Reproduce the listing below without changes, except that pictures are left out.

* start Supplied records *

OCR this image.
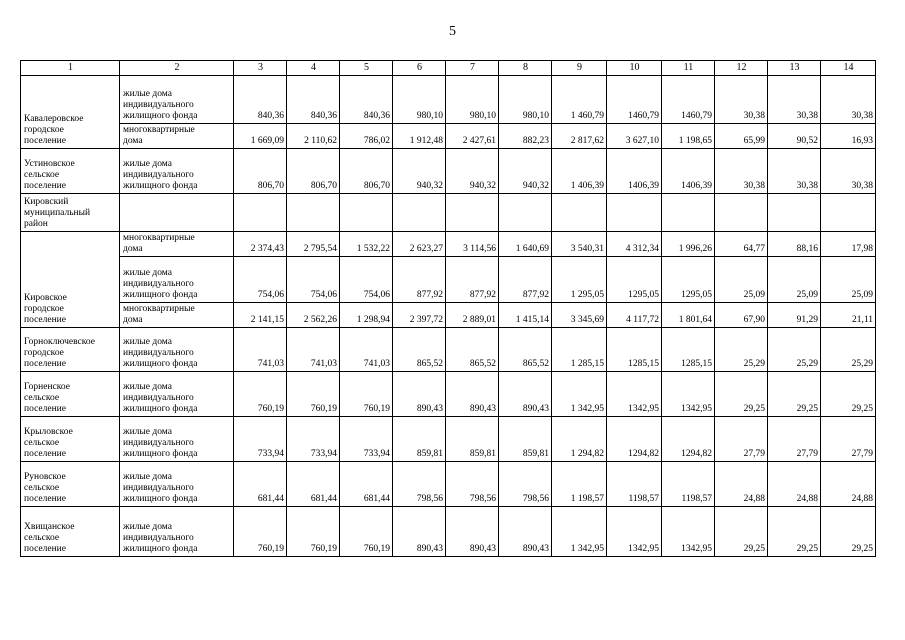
5
1	2	3	4	5	6	7	8	9	10	11	12	13	14
Кавалеровское
городское
поселение	жилые дома
индивидуального
жилищного фонда	840,36	840,36	840,36	980,10	980,10	980,10	1 460,79	1460,79	1460,79	30,38	30,38	30,38
	многоквартирные
дома	1 669,09	2 110,62	786,02	1 912,48	2 427,61	882,23	2 817,62	3 627,10	1 198,65	65,99	90,52	16,93
Устиновское
сельское
поселение	жилые дома
индивидуального
жилищного фонда	806,70	806,70	806,70	940,32	940,32	940,32	1 406,39	1406,39	1406,39	30,38	30,38	30,38
Кировский
муниципальный
район													
Кировское
городское
поселение	многоквартирные
дома	2 374,43	2 795,54	1 532,22	2 623,27	3 114,56	1 640,69	3 540,31	4 312,34	1 996,26	64,77	88,16	17,98
	жилые дома
индивидуального
жилищного фонда	754,06	754,06	754,06	877,92	877,92	877,92	1 295,05	1295,05	1295,05	25,09	25,09	25,09
	многоквартирные
дома	2 141,15	2 562,26	1 298,94	2 397,72	2 889,01	1 415,14	3 345,69	4 117,72	1 801,64	67,90	91,29	21,11
Горноключевское
городское
поселение	жилые дома
индивидуального
жилищного фонда	741,03	741,03	741,03	865,52	865,52	865,52	1 285,15	1285,15	1285,15	25,29	25,29	25,29
Горненское
сельское
поселение	жилые дома
индивидуального
жилищного фонда	760,19	760,19	760,19	890,43	890,43	890,43	1 342,95	1342,95	1342,95	29,25	29,25	29,25
Крыловское
сельское
поселение	жилые дома
индивидуального
жилищного фонда	733,94	733,94	733,94	859,81	859,81	859,81	1 294,82	1294,82	1294,82	27,79	27,79	27,79
Руновское
сельское
поселение	жилые дома
индивидуального
жилищного фонда	681,44	681,44	681,44	798,56	798,56	798,56	1 198,57	1198,57	1198,57	24,88	24,88	24,88
Хвищанское
сельское
поселение	жилые дома
индивидуального
жилищного фонда	760,19	760,19	760,19	890,43	890,43	890,43	1 342,95	1342,95	1342,95	29,25	29,25	29,25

* end Supplied records *

◆ **The solution**:
OCR this image.
5
1	2	3	4	5	6	7	8	9	10	11	12	13	14
Кавалеровское
городское
поселение	жилые дома
индивидуального
жилищного фонда	840,36	840,36	840,36	980,10	980,10	980,10	1 460,79	1460,79	1460,79	30,38	30,38	30,38
	многоквартирные
дома	1 669,09	2 110,62	786,02	1 912,48	2 427,61	882,23	2 817,62	3 627,10	1 198,65	65,99	90,52	16,93
Устиновское
сельское
поселение	жилые дома
индивидуального
жилищного фонда	806,70	806,70	806,70	940,32	940,32	940,32	1 406,39	1406,39	1406,39	30,38	30,38	30,38
Кировский
муниципальный
район													
Кировское
городское
поселение	многоквартирные
дома	2 374,43	2 795,54	1 532,22	2 623,27	3 114,56	1 640,69	3 540,31	4 312,34	1 996,26	64,77	88,16	17,98
	жилые дома
индивидуального
жилищного фонда	754,06	754,06	754,06	877,92	877,92	877,92	1 295,05	1295,05	1295,05	25,09	25,09	25,09
	многоквартирные
дома	2 141,15	2 562,26	1 298,94	2 397,72	2 889,01	1 415,14	3 345,69	4 117,72	1 801,64	67,90	91,29	21,11
Горноключевское
городское
поселение	жилые дома
индивидуального
жилищного фонда	741,03	741,03	741,03	865,52	865,52	865,52	1 285,15	1285,15	1285,15	25,29	25,29	25,29
Горненское
сельское
поселение	жилые дома
индивидуального
жилищного фонда	760,19	760,19	760,19	890,43	890,43	890,43	1 342,95	1342,95	1342,95	29,25	29,25	29,25
Крыловское
сельское
поселение	жилые дома
индивидуального
жилищного фонда	733,94	733,94	733,94	859,81	859,81	859,81	1 294,82	1294,82	1294,82	27,79	27,79	27,79
Руновское
сельское
поселение	жилые дома
индивидуального
жилищного фонда	681,44	681,44	681,44	798,56	798,56	798,56	1 198,57	1198,57	1198,57	24,88	24,88	24,88
Хвищанское
сельское
поселение	жилые дома
индивидуального
жилищного фонда	760,19	760,19	760,19	890,43	890,43	890,43	1 342,95	1342,95	1342,95	29,25	29,25	29,25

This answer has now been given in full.